• **WHAT THE TASK REQUIRES**
Every line of the records below should be restated exactly.

(Records that describe figures)
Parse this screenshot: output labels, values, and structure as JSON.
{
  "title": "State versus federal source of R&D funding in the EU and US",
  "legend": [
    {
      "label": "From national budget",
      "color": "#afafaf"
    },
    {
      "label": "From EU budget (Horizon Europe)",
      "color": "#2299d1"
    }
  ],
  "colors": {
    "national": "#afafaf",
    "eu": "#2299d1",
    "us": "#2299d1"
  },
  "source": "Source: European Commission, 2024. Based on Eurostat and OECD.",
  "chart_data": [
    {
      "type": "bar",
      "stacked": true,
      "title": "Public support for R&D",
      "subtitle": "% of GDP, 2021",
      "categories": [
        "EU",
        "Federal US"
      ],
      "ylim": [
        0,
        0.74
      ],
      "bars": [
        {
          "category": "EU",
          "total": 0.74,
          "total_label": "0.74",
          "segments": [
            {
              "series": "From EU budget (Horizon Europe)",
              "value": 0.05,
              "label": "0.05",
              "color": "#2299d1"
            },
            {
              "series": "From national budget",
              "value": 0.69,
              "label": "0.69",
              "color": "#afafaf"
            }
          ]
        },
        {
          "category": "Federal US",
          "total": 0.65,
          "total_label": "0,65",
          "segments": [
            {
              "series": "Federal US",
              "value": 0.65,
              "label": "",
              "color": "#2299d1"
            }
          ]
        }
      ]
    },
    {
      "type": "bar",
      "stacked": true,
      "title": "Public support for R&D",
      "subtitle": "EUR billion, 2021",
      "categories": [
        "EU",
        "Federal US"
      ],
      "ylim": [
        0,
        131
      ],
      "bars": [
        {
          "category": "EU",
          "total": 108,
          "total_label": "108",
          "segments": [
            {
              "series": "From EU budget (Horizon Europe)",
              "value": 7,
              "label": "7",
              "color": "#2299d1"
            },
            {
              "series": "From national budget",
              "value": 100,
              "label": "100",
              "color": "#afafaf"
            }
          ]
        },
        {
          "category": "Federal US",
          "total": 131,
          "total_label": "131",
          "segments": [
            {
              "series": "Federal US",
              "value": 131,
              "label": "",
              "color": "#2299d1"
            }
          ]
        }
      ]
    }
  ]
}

• **SOLUTION**
Parse this screenshot: output labels, values, and structure as JSON.
{
  "title": "State versus federal source of R&D funding in the EU and US",
  "legend": [
    {
      "label": "From national budget",
      "color": "#afafaf"
    },
    {
      "label": "From EU budget (Horizon Europe)",
      "color": "#2299d1"
    }
  ],
  "colors": {
    "national": "#afafaf",
    "eu": "#2299d1",
    "us": "#2299d1"
  },
  "source": "Source: European Commission, 2024. Based on Eurostat and OECD.",
  "chart_data": [
    {
      "type": "bar",
      "stacked": true,
      "title": "Public support for R&D",
      "subtitle": "% of GDP, 2021",
      "categories": [
        "EU",
        "Federal US"
      ],
      "ylim": [
        0,
        0.74
      ],
      "bars": [
        {
          "category": "EU",
          "total": 0.74,
          "total_label": "0.74",
          "segments": [
            {
              "series": "From EU budget (Horizon Europe)",
              "value": 0.05,
              "label": "0.05",
              "color": "#2299d1"
            },
            {
              "series": "From national budget",
              "value": 0.69,
              "label": "0.69",
              "color": "#afafaf"
            }
          ]
        },
        {
          "category": "Federal US",
          "total": 0.65,
          "total_label": "0,65",
          "segments": [
            {
              "series": "Federal US",
              "value": 0.65,
              "label": "",
              "color": "#2299d1"
            }
          ]
        }
      ]
    },
    {
      "type": "bar",
      "stacked": true,
      "title": "Public support for R&D",
      "subtitle": "EUR billion, 2021",
      "categories": [
        "EU",
        "Federal US"
      ],
      "ylim": [
        0,
        131
      ],
      "bars": [
        {
          "category": "EU",
          "total": 108,
          "total_label": "108",
          "segments": [
            {
              "series": "From EU budget (Horizon Europe)",
              "value": 7,
              "label": "7",
              "color": "#2299d1"
            },
            {
              "series": "From national budget",
              "value": 100,
              "label": "100",
              "color": "#afafaf"
            }
          ]
        },
        {
          "category": "Federal US",
          "total": 131,
          "total_label": "131",
          "segments": [
            {
              "series": "Federal US",
              "value": 131,
              "label": "",
              "color": "#2299d1"
            }
          ]
        }
      ]
    }
  ]
}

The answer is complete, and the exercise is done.